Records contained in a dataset
'''
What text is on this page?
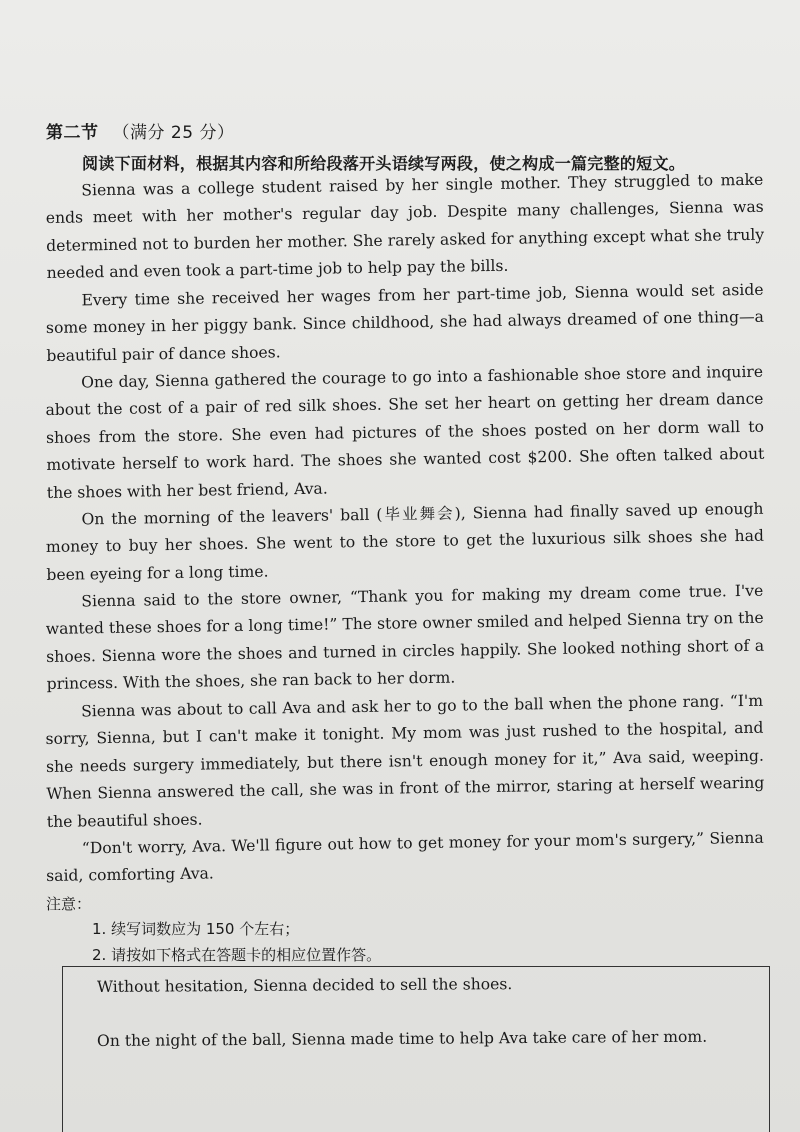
第二节 （满分 25 分）
阅读下面材料，根据其内容和所给段落开头语续写两段，使之构成一篇完整的短文。

Sienna was a college student raised by her single mother. They struggled to make ends meet with her mother's regular day job. Despite many challenges, Sienna was determined not to burden her mother. She rarely asked for anything except what she truly needed and even took a part-time job to help pay the bills.

Every time she received her wages from her part-time job, Sienna would set aside some money in her piggy bank. Since childhood, she had always dreamed of one thing—a beautiful pair of dance shoes.

One day, Sienna gathered the courage to go into a fashionable shoe store and inquire about the cost of a pair of red silk shoes. She set her heart on getting her dream dance shoes from the store. She even had pictures of the shoes posted on her dorm wall to motivate herself to work hard. The shoes she wanted cost $200. She often talked about the shoes with her best friend, Ava.

On the morning of the leavers' ball (毕业舞会), Sienna had finally saved up enough money to buy her shoes. She went to the store to get the luxurious silk shoes she had been eyeing for a long time.

Sienna said to the store owner, “Thank you for making my dream come true. I've wanted these shoes for a long time!” The store owner smiled and helped Sienna try on the shoes. Sienna wore the shoes and turned in circles happily. She looked nothing short of a princess. With the shoes, she ran back to her dorm.

Sienna was about to call Ava and ask her to go to the ball when the phone rang. “I'm sorry, Sienna, but I can't make it tonight. My mom was just rushed to the hospital, and she needs surgery immediately, but there isn't enough money for it,” Ava said, weeping. When Sienna answered the call, she was in front of the mirror, staring at herself wearing the beautiful shoes.

“Don't worry, Ava. We'll figure out how to get money for your mom's surgery,” Sienna said, comforting Ava.

注意：
1. 续写词数应为 150 个左右；
2. 请按如下格式在答题卡的相应位置作答。

Without hesitation, Sienna decided to sell the shoes.

On the night of the ball, Sienna made time to help Ava take care of her mom.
'''
▶ **THE PROBLEM**
Leave out the pictures and print every line of the data exactly.

▶ **TASK RESPONSE**
What text is on this page?
第二节 （满分 25 分）
阅读下面材料，根据其内容和所给段落开头语续写两段，使之构成一篇完整的短文。

Sienna was a college student raised by her single mother. They struggled to make ends meet with her mother's regular day job. Despite many challenges, Sienna was determined not to burden her mother. She rarely asked for anything except what she truly needed and even took a part-time job to help pay the bills.

Every time she received her wages from her part-time job, Sienna would set aside some money in her piggy bank. Since childhood, she had always dreamed of one thing—a beautiful pair of dance shoes.

One day, Sienna gathered the courage to go into a fashionable shoe store and inquire about the cost of a pair of red silk shoes. She set her heart on getting her dream dance shoes from the store. She even had pictures of the shoes posted on her dorm wall to motivate herself to work hard. The shoes she wanted cost $200. She often talked about the shoes with her best friend, Ava.

On the morning of the leavers' ball (毕业舞会), Sienna had finally saved up enough money to buy her shoes. She went to the store to get the luxurious silk shoes she had been eyeing for a long time.

Sienna said to the store owner, “Thank you for making my dream come true. I've wanted these shoes for a long time!” The store owner smiled and helped Sienna try on the shoes. Sienna wore the shoes and turned in circles happily. She looked nothing short of a princess. With the shoes, she ran back to her dorm.

Sienna was about to call Ava and ask her to go to the ball when the phone rang. “I'm sorry, Sienna, but I can't make it tonight. My mom was just rushed to the hospital, and she needs surgery immediately, but there isn't enough money for it,” Ava said, weeping. When Sienna answered the call, she was in front of the mirror, staring at herself wearing the beautiful shoes.

“Don't worry, Ava. We'll figure out how to get money for your mom's surgery,” Sienna said, comforting Ava.

注意：
1. 续写词数应为 150 个左右；
2. 请按如下格式在答题卡的相应位置作答。

Without hesitation, Sienna decided to sell the shoes.

On the night of the ball, Sienna made time to help Ava take care of her mom.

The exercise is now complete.